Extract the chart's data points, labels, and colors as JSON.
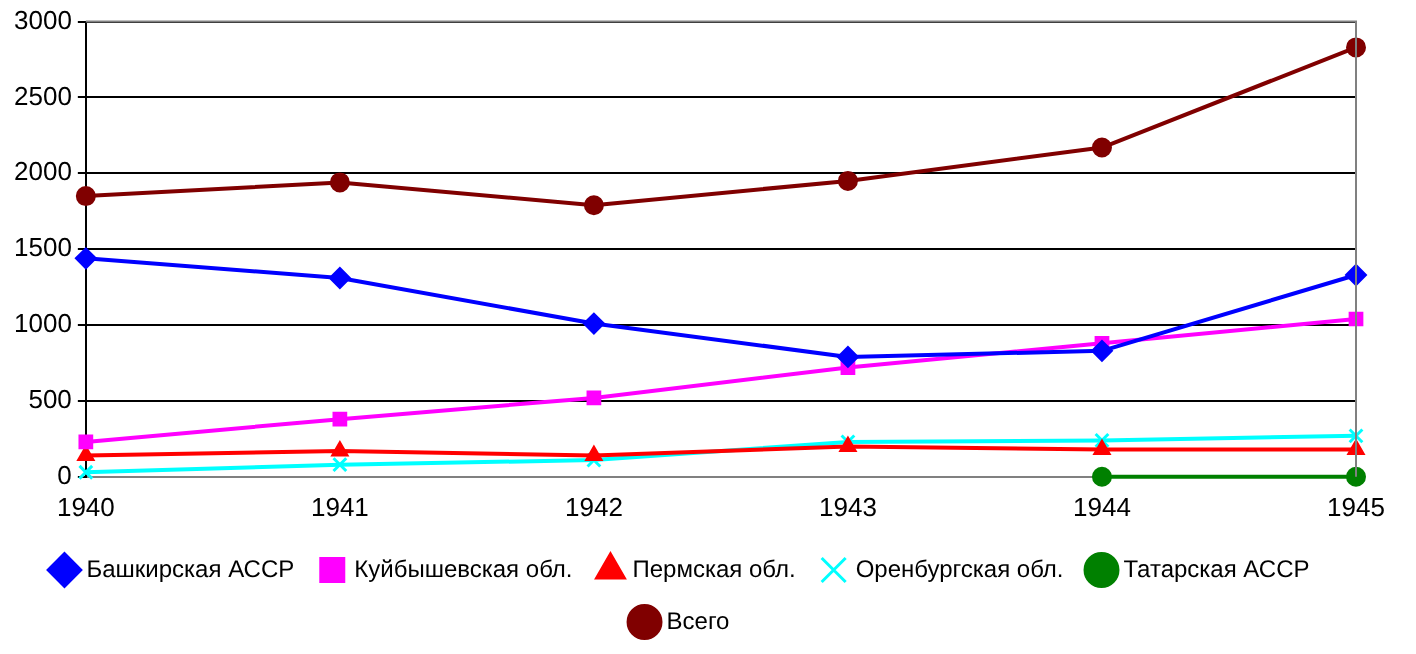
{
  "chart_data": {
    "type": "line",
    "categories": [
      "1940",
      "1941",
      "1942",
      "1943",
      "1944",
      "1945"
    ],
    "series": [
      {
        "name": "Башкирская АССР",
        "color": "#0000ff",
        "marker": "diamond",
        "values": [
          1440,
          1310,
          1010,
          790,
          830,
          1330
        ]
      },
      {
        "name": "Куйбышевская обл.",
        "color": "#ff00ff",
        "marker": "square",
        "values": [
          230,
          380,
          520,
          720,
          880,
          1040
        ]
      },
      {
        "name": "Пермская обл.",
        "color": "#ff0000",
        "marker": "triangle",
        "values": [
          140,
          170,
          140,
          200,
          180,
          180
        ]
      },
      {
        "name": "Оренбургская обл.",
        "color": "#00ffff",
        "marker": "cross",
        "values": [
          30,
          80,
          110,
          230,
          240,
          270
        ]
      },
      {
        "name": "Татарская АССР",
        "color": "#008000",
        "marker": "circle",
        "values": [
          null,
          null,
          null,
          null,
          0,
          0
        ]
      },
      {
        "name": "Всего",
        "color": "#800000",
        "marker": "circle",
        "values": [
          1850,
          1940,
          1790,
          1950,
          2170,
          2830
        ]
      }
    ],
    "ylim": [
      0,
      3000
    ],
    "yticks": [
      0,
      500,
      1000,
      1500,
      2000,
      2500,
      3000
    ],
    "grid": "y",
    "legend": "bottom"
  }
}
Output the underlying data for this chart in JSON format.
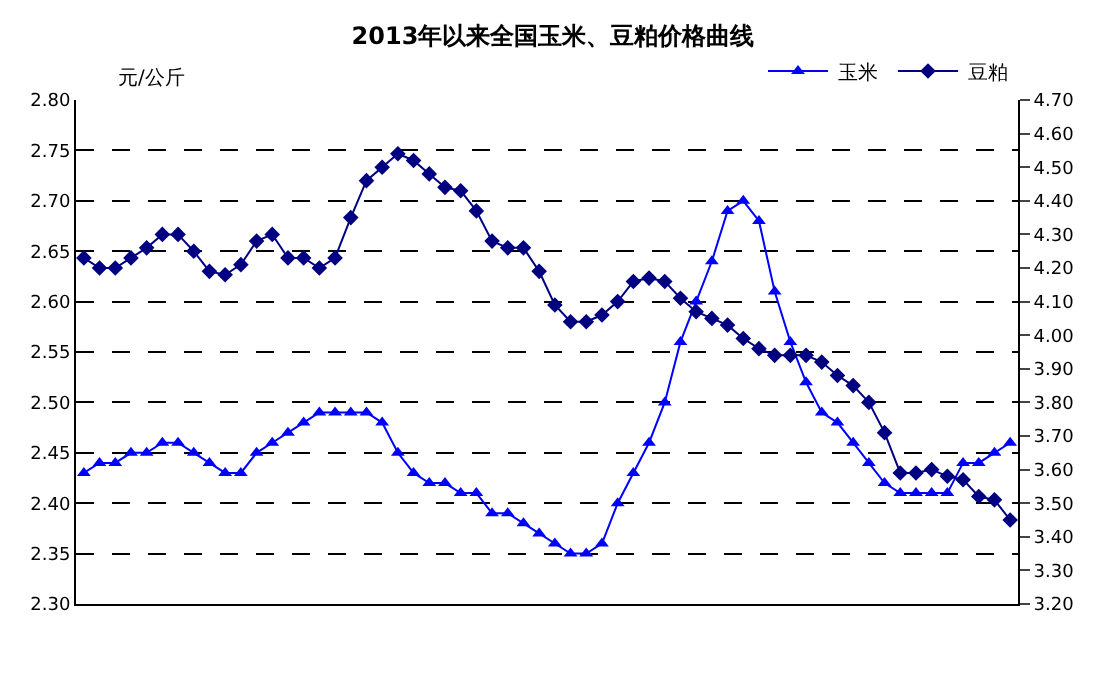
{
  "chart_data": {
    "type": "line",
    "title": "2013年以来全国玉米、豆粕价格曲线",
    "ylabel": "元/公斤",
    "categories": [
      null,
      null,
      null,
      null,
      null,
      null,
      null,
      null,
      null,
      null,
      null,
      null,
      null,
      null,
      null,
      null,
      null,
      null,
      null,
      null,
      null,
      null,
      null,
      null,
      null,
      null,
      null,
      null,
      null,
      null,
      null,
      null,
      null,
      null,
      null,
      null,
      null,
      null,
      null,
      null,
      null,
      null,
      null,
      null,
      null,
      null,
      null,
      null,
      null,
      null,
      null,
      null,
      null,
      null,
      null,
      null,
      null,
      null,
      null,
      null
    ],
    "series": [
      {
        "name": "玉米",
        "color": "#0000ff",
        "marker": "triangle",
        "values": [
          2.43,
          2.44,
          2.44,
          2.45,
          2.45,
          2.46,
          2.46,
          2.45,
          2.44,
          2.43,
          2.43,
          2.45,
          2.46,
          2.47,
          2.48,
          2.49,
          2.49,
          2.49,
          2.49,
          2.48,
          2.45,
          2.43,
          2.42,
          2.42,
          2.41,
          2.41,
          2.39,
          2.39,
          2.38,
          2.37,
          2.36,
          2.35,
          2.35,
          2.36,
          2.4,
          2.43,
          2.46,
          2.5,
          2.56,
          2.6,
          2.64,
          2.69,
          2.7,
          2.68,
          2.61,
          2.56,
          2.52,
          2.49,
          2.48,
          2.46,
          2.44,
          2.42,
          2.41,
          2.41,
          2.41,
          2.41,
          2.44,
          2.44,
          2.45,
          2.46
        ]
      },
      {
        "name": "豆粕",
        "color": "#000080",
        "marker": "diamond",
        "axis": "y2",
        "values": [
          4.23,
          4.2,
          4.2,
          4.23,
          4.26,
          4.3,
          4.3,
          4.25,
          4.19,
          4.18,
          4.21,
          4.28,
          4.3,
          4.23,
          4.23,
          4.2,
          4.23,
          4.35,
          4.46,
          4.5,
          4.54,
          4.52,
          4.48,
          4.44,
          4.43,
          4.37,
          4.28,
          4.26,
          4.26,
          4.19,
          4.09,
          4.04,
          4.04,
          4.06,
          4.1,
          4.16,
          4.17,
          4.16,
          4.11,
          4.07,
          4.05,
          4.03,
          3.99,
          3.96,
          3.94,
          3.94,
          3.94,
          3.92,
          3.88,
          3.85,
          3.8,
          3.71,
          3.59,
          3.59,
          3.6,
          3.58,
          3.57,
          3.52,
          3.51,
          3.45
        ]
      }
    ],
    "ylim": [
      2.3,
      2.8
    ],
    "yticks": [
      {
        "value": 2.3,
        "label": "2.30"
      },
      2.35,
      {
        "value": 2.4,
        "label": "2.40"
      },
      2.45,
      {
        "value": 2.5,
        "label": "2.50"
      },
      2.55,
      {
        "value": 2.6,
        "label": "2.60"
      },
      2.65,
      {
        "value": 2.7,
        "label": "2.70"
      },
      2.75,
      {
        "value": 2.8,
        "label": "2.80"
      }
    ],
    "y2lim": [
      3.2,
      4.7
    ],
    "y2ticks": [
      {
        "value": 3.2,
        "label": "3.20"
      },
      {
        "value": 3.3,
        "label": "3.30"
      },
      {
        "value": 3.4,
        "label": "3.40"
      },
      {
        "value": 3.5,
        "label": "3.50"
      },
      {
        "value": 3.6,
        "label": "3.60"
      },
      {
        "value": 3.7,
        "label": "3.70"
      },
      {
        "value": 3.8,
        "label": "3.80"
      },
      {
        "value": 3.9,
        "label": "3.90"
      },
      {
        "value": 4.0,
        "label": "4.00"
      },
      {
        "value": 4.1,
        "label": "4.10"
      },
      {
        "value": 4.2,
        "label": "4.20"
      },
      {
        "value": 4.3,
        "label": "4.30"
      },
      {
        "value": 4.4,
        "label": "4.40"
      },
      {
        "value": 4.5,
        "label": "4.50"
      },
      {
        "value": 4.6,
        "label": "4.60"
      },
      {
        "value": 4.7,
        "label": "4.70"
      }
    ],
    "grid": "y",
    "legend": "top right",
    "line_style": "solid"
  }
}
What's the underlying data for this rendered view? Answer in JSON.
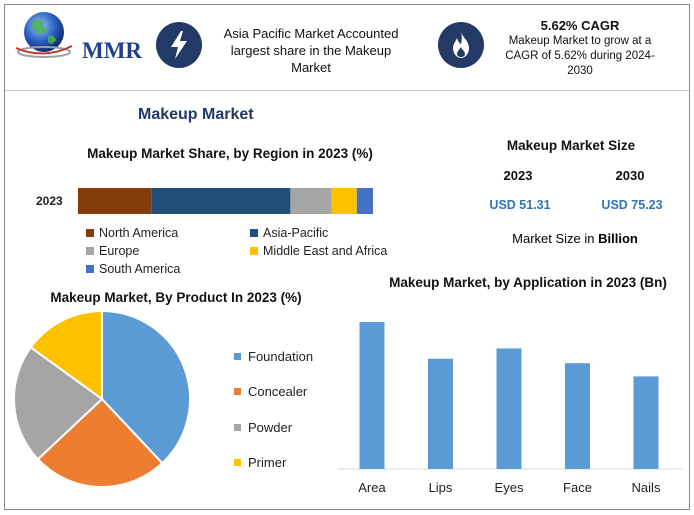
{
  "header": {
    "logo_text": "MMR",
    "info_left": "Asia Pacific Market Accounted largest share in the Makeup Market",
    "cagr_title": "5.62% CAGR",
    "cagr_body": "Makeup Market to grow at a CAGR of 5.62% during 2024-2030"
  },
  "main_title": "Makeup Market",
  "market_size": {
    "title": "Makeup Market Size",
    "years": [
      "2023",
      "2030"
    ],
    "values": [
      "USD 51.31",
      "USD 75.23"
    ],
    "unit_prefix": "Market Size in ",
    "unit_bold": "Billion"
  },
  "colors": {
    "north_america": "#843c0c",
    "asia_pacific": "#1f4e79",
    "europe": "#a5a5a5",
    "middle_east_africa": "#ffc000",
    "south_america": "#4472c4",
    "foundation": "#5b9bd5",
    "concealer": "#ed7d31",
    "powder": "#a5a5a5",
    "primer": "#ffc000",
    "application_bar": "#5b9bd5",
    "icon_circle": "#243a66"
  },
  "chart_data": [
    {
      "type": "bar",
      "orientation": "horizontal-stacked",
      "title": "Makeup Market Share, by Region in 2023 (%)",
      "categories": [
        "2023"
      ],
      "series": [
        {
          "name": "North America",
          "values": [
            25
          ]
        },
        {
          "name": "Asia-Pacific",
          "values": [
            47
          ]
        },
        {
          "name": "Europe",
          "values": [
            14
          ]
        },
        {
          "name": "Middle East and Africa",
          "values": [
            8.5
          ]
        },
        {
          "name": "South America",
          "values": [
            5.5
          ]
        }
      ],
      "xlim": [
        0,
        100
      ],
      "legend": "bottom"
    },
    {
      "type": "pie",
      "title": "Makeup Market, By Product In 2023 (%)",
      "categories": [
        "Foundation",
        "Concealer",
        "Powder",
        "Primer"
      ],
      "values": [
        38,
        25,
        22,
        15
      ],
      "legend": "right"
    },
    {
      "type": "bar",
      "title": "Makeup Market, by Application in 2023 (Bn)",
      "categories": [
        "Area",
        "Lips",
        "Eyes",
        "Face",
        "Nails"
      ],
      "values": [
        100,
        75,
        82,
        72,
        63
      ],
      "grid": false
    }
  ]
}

_ _ _ _

Exercise ->
Set the data above down again exactly as given, with no pictures.

Written response ->
Extract the chart's data points, labels, and colors as JSON.
{
  "chart_data": {
    "type": "line",
    "categories": [
      "1940",
      "1941",
      "1942",
      "1943",
      "1944",
      "1945"
    ],
    "series": [
      {
        "name": "Башкирская АССР",
        "color": "#0000ff",
        "marker": "diamond",
        "values": [
          1440,
          1310,
          1010,
          790,
          830,
          1330
        ]
      },
      {
        "name": "Куйбышевская обл.",
        "color": "#ff00ff",
        "marker": "square",
        "values": [
          230,
          380,
          520,
          720,
          880,
          1040
        ]
      },
      {
        "name": "Пермская обл.",
        "color": "#ff0000",
        "marker": "triangle",
        "values": [
          140,
          170,
          140,
          200,
          180,
          180
        ]
      },
      {
        "name": "Оренбургская обл.",
        "color": "#00ffff",
        "marker": "cross",
        "values": [
          30,
          80,
          110,
          230,
          240,
          270
        ]
      },
      {
        "name": "Татарская АССР",
        "color": "#008000",
        "marker": "circle",
        "values": [
          null,
          null,
          null,
          null,
          0,
          0
        ]
      },
      {
        "name": "Всего",
        "color": "#800000",
        "marker": "circle",
        "values": [
          1850,
          1940,
          1790,
          1950,
          2170,
          2830
        ]
      }
    ],
    "ylim": [
      0,
      3000
    ],
    "yticks": [
      0,
      500,
      1000,
      1500,
      2000,
      2500,
      3000
    ],
    "grid": "y",
    "legend": "bottom"
  }
}
Output the underlying data for this chart in JSON format.
{
  "chart_data": {
    "type": "line",
    "title": "2013年以来全国玉米、豆粕价格曲线",
    "ylabel": "元/公斤",
    "categories": [
      null,
      null,
      null,
      null,
      null,
      null,
      null,
      null,
      null,
      null,
      null,
      null,
      null,
      null,
      null,
      null,
      null,
      null,
      null,
      null,
      null,
      null,
      null,
      null,
      null,
      null,
      null,
      null,
      null,
      null,
      null,
      null,
      null,
      null,
      null,
      null,
      null,
      null,
      null,
      null,
      null,
      null,
      null,
      null,
      null,
      null,
      null,
      null,
      null,
      null,
      null,
      null,
      null,
      null,
      null,
      null,
      null,
      null,
      null,
      null
    ],
    "series": [
      {
        "name": "玉米",
        "color": "#0000ff",
        "marker": "triangle",
        "values": [
          2.43,
          2.44,
          2.44,
          2.45,
          2.45,
          2.46,
          2.46,
          2.45,
          2.44,
          2.43,
          2.43,
          2.45,
          2.46,
          2.47,
          2.48,
          2.49,
          2.49,
          2.49,
          2.49,
          2.48,
          2.45,
          2.43,
          2.42,
          2.42,
          2.41,
          2.41,
          2.39,
          2.39,
          2.38,
          2.37,
          2.36,
          2.35,
          2.35,
          2.36,
          2.4,
          2.43,
          2.46,
          2.5,
          2.56,
          2.6,
          2.64,
          2.69,
          2.7,
          2.68,
          2.61,
          2.56,
          2.52,
          2.49,
          2.48,
          2.46,
          2.44,
          2.42,
          2.41,
          2.41,
          2.41,
          2.41,
          2.44,
          2.44,
          2.45,
          2.46
        ]
      },
      {
        "name": "豆粕",
        "color": "#000080",
        "marker": "diamond",
        "axis": "y2",
        "values": [
          4.23,
          4.2,
          4.2,
          4.23,
          4.26,
          4.3,
          4.3,
          4.25,
          4.19,
          4.18,
          4.21,
          4.28,
          4.3,
          4.23,
          4.23,
          4.2,
          4.23,
          4.35,
          4.46,
          4.5,
          4.54,
          4.52,
          4.48,
          4.44,
          4.43,
          4.37,
          4.28,
          4.26,
          4.26,
          4.19,
          4.09,
          4.04,
          4.04,
          4.06,
          4.1,
          4.16,
          4.17,
          4.16,
          4.11,
          4.07,
          4.05,
          4.03,
          3.99,
          3.96,
          3.94,
          3.94,
          3.94,
          3.92,
          3.88,
          3.85,
          3.8,
          3.71,
          3.59,
          3.59,
          3.6,
          3.58,
          3.57,
          3.52,
          3.51,
          3.45
        ]
      }
    ],
    "ylim": [
      2.3,
      2.8
    ],
    "yticks": [
      {
        "value": 2.3,
        "label": "2.30"
      },
      2.35,
      {
        "value": 2.4,
        "label": "2.40"
      },
      2.45,
      {
        "value": 2.5,
        "label": "2.50"
      },
      2.55,
      {
        "value": 2.6,
        "label": "2.60"
      },
      2.65,
      {
        "value": 2.7,
        "label": "2.70"
      },
      2.75,
      {
        "value": 2.8,
        "label": "2.80"
      }
    ],
    "y2lim": [
      3.2,
      4.7
    ],
    "y2ticks": [
      {
        "value": 3.2,
        "label": "3.20"
      },
      {
        "value": 3.3,
        "label": "3.30"
      },
      {
        "value": 3.4,
        "label": "3.40"
      },
      {
        "value": 3.5,
        "label": "3.50"
      },
      {
        "value": 3.6,
        "label": "3.60"
      },
      {
        "value": 3.7,
        "label": "3.70"
      },
      {
        "value": 3.8,
        "label": "3.80"
      },
      {
        "value": 3.9,
        "label": "3.90"
      },
      {
        "value": 4.0,
        "label": "4.00"
      },
      {
        "value": 4.1,
        "label": "4.10"
      },
      {
        "value": 4.2,
        "label": "4.20"
      },
      {
        "value": 4.3,
        "label": "4.30"
      },
      {
        "value": 4.4,
        "label": "4.40"
      },
      {
        "value": 4.5,
        "label": "4.50"
      },
      {
        "value": 4.6,
        "label": "4.60"
      },
      {
        "value": 4.7,
        "label": "4.70"
      }
    ],
    "grid": "y",
    "legend": "top right",
    "line_style": "solid"
  }
}
What's the underlying data for this rendered view? Answer in JSON.
{
  "header": {
    "logo_text": "MMR",
    "info_left": "Asia Pacific Market Accounted largest share in the Makeup Market",
    "cagr_title": "5.62% CAGR",
    "cagr_body": "Makeup Market to grow at a CAGR of 5.62% during 2024-2030"
  },
  "main_title": "Makeup Market",
  "market_size": {
    "title": "Makeup Market Size",
    "years": [
      "2023",
      "2030"
    ],
    "values": [
      "USD 51.31",
      "USD 75.23"
    ],
    "unit_prefix": "Market Size in ",
    "unit_bold": "Billion"
  },
  "colors": {
    "north_america": "#843c0c",
    "asia_pacific": "#1f4e79",
    "europe": "#a5a5a5",
    "middle_east_africa": "#ffc000",
    "south_america": "#4472c4",
    "foundation": "#5b9bd5",
    "concealer": "#ed7d31",
    "powder": "#a5a5a5",
    "primer": "#ffc000",
    "application_bar": "#5b9bd5",
    "icon_circle": "#243a66"
  },
  "chart_data": [
    {
      "type": "bar",
      "orientation": "horizontal-stacked",
      "title": "Makeup Market Share, by Region in 2023 (%)",
      "categories": [
        "2023"
      ],
      "series": [
        {
          "name": "North America",
          "values": [
            25
          ]
        },
        {
          "name": "Asia-Pacific",
          "values": [
            47
          ]
        },
        {
          "name": "Europe",
          "values": [
            14
          ]
        },
        {
          "name": "Middle East and Africa",
          "values": [
            8.5
          ]
        },
        {
          "name": "South America",
          "values": [
            5.5
          ]
        }
      ],
      "xlim": [
        0,
        100
      ],
      "legend": "bottom"
    },
    {
      "type": "pie",
      "title": "Makeup Market, By Product In 2023 (%)",
      "categories": [
        "Foundation",
        "Concealer",
        "Powder",
        "Primer"
      ],
      "values": [
        38,
        25,
        22,
        15
      ],
      "legend": "right"
    },
    {
      "type": "bar",
      "title": "Makeup Market, by Application in 2023 (Bn)",
      "categories": [
        "Area",
        "Lips",
        "Eyes",
        "Face",
        "Nails"
      ],
      "values": [
        100,
        75,
        82,
        72,
        63
      ],
      "grid": false
    }
  ]
}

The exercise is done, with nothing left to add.